Task prompt -
Go through the entries below and pick out every line with "data".
====== Extracted entries ======
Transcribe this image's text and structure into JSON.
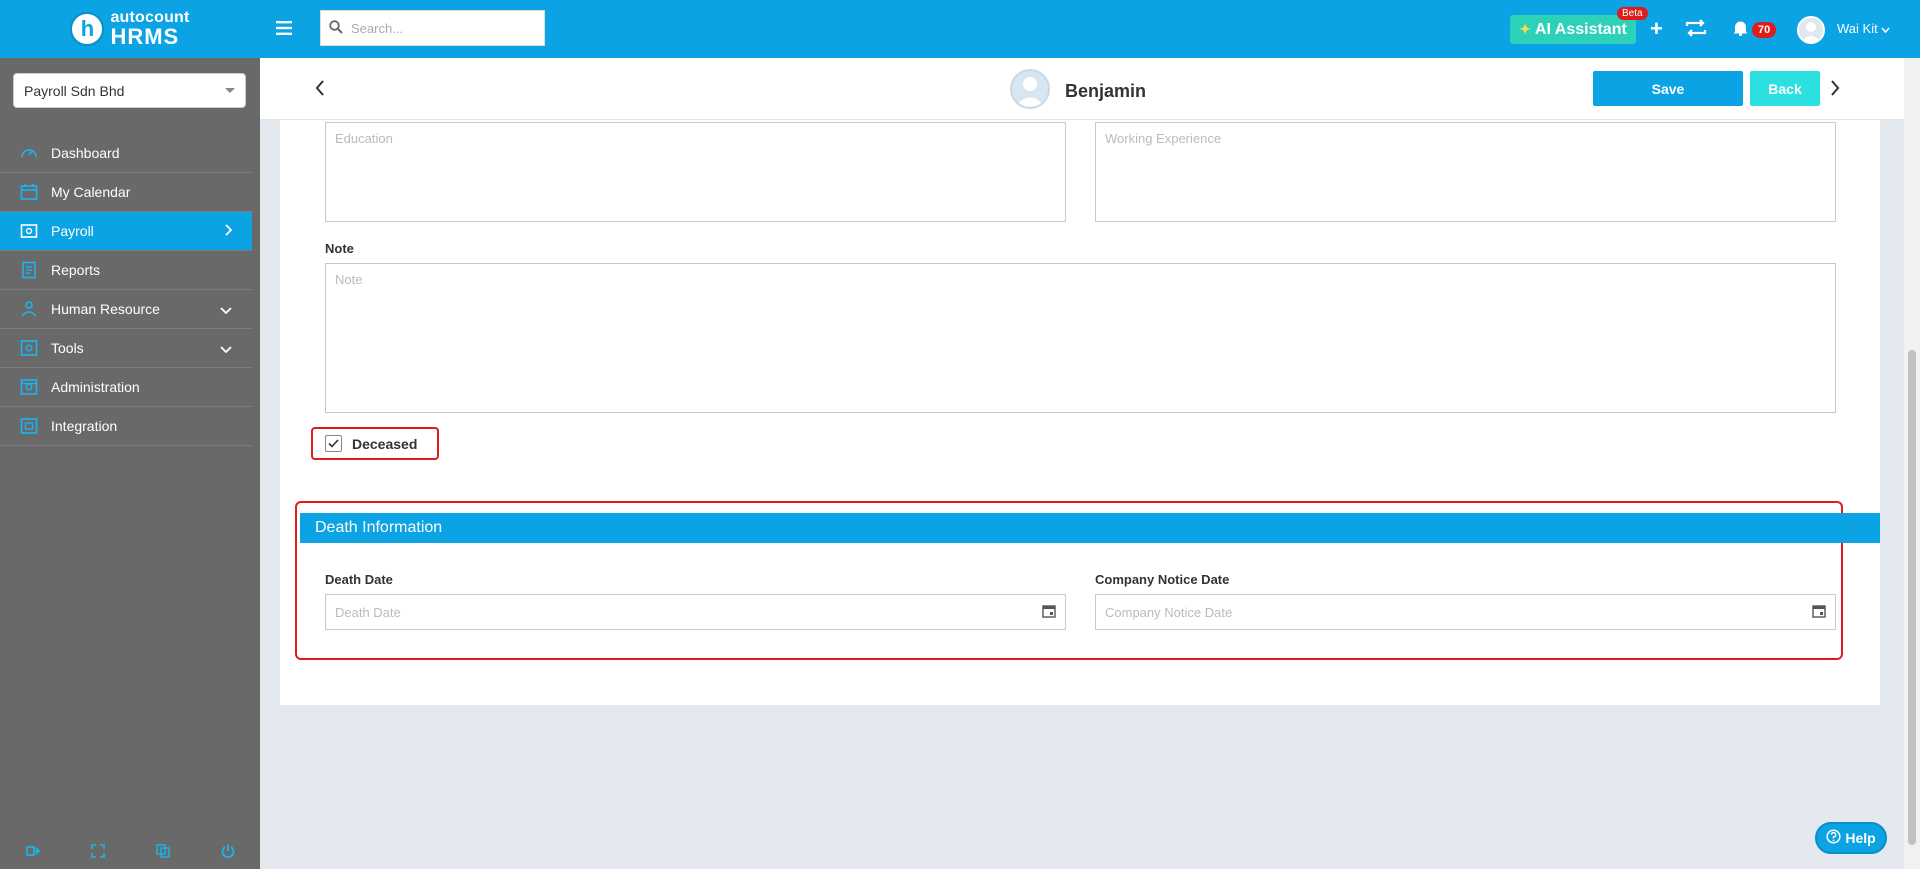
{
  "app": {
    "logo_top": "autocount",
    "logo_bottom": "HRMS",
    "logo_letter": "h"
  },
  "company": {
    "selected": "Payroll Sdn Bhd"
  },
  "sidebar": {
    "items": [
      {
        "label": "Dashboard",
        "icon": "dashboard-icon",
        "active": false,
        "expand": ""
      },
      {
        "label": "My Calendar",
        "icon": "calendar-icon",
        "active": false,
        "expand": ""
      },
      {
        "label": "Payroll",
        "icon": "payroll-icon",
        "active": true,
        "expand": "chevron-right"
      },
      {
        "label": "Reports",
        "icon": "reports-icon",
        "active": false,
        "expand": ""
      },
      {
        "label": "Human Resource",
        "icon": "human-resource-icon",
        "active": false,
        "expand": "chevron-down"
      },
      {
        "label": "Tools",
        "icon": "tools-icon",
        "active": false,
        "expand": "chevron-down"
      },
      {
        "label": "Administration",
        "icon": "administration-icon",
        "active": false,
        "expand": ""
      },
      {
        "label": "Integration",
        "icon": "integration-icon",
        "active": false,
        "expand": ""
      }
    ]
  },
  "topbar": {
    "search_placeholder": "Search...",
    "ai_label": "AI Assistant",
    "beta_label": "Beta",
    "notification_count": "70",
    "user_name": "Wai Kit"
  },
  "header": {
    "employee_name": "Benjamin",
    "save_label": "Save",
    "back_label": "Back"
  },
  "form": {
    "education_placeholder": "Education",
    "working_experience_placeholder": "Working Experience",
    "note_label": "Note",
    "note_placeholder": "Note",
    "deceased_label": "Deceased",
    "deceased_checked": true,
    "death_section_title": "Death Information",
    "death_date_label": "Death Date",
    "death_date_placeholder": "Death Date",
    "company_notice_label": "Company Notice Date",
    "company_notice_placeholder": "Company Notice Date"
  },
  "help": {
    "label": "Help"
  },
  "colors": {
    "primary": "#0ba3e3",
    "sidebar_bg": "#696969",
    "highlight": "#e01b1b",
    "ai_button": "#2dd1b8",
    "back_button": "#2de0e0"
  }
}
======
====== Extracted entries ======
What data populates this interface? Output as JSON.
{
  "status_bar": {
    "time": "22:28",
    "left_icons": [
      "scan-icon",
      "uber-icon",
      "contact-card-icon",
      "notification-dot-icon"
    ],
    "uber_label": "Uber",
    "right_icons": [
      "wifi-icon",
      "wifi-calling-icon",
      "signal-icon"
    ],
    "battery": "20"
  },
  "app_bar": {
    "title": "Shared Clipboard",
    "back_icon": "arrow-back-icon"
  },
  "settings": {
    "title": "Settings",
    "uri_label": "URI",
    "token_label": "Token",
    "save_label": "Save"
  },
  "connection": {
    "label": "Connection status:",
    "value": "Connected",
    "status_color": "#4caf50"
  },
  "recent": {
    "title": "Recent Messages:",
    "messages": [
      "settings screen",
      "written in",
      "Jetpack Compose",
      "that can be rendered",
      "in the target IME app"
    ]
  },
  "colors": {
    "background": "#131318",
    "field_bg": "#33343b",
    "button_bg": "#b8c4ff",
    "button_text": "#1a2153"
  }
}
======
====== Extracted entries ======
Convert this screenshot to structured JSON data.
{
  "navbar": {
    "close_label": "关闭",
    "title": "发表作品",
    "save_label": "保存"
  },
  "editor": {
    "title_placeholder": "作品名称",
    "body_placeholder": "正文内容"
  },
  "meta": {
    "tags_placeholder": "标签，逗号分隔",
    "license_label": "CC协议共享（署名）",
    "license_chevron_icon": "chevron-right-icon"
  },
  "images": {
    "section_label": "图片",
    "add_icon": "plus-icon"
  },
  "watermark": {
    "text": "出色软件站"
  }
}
======
The response -
What data populates this interface? Output as JSON.
Convert this screenshot to structured JSON data.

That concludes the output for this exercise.